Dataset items
** Begin **
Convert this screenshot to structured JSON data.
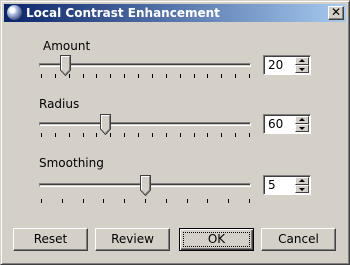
{
  "window": {
    "title": "Local Contrast Enhancement",
    "close_glyph": "✕",
    "icon": "app-icon"
  },
  "sliders": [
    {
      "name": "amount",
      "label": "Amount",
      "value": "20",
      "position_fraction": 0.12,
      "tick_count": 16
    },
    {
      "name": "radius",
      "label": "Radius",
      "value": "60",
      "position_fraction": 0.31,
      "tick_count": 16
    },
    {
      "name": "smoothing",
      "label": "Smoothing",
      "value": "5",
      "position_fraction": 0.5,
      "tick_count": 11
    }
  ],
  "buttons": {
    "reset": "Reset",
    "review": "Review",
    "ok": "OK",
    "cancel": "Cancel"
  }
}
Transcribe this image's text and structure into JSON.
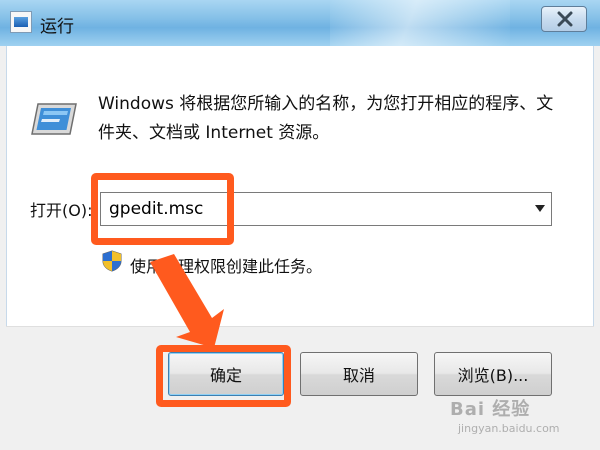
{
  "window": {
    "title": "运行",
    "title_icon": "run-dialog-icon",
    "close_icon": "close-icon"
  },
  "content": {
    "description": "Windows 将根据您所输入的名称，为您打开相应的程序、文件夹、文档或 Internet 资源。",
    "open_label": "打开(O):",
    "open_value": "gpedit.msc",
    "uac_text": "使用管理权限创建此任务。"
  },
  "buttons": {
    "ok": "确定",
    "cancel": "取消",
    "browse": "浏览(B)..."
  },
  "annotations": {
    "highlight_color": "#ff5a1e"
  },
  "watermark": {
    "text": "Bai 经验",
    "sub": "jingyan.baidu.com"
  }
}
** End **
§ **PROBLEM DESCRIPTION**: Return the entries unchanged, save for the pictures, which do not belong in the copy.

§ **FINAL RESULT**:
Convert this screenshot to structured JSON data.
{
  "window": {
    "title": "Local Contrast Enhancement",
    "close_glyph": "✕",
    "icon": "app-icon"
  },
  "sliders": [
    {
      "name": "amount",
      "label": "Amount",
      "value": "20",
      "position_fraction": 0.12,
      "tick_count": 16
    },
    {
      "name": "radius",
      "label": "Radius",
      "value": "60",
      "position_fraction": 0.31,
      "tick_count": 16
    },
    {
      "name": "smoothing",
      "label": "Smoothing",
      "value": "5",
      "position_fraction": 0.5,
      "tick_count": 11
    }
  ],
  "buttons": {
    "reset": "Reset",
    "review": "Review",
    "ok": "OK",
    "cancel": "Cancel"
  }
}
Transcribe this image's text and structure into JSON.
{
  "window": {
    "title": "运行",
    "title_icon": "run-dialog-icon",
    "close_icon": "close-icon"
  },
  "content": {
    "description": "Windows 将根据您所输入的名称，为您打开相应的程序、文件夹、文档或 Internet 资源。",
    "open_label": "打开(O):",
    "open_value": "gpedit.msc",
    "uac_text": "使用管理权限创建此任务。"
  },
  "buttons": {
    "ok": "确定",
    "cancel": "取消",
    "browse": "浏览(B)..."
  },
  "annotations": {
    "highlight_color": "#ff5a1e"
  },
  "watermark": {
    "text": "Bai 经验",
    "sub": "jingyan.baidu.com"
  }
}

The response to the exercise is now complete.